◆ Records provided ◆
#####

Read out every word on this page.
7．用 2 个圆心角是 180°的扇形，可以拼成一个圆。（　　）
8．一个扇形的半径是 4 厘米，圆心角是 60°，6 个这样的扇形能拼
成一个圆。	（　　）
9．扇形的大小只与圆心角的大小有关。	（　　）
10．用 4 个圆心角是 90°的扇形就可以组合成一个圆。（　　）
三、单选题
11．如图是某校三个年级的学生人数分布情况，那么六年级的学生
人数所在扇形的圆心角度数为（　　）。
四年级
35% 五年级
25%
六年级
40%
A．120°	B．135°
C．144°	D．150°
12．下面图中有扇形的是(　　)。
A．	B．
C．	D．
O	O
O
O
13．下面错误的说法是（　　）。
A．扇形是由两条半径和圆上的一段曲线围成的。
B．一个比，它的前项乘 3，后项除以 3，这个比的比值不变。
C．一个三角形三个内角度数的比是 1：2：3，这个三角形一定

#####

◆ Task directions ◆
Retype the listing exactly, in full.

◆ Completed exercise ◆
Read out every word on this page.
7．用 2 个圆心角是 180°的扇形，可以拼成一个圆。（　　）
8．一个扇形的半径是 4 厘米，圆心角是 60°，6 个这样的扇形能拼
成一个圆。	（　　）
9．扇形的大小只与圆心角的大小有关。	（　　）
10．用 4 个圆心角是 90°的扇形就可以组合成一个圆。（　　）
三、单选题
11．如图是某校三个年级的学生人数分布情况，那么六年级的学生
人数所在扇形的圆心角度数为（　　）。
四年级
35% 五年级
25%
六年级
40%
A．120°	B．135°
C．144°	D．150°
12．下面图中有扇形的是(　　)。
A．	B．
C．	D．
O	O
O
O
13．下面错误的说法是（　　）。
A．扇形是由两条半径和圆上的一段曲线围成的。
B．一个比，它的前项乘 3，后项除以 3，这个比的比值不变。
C．一个三角形三个内角度数的比是 1：2：3，这个三角形一定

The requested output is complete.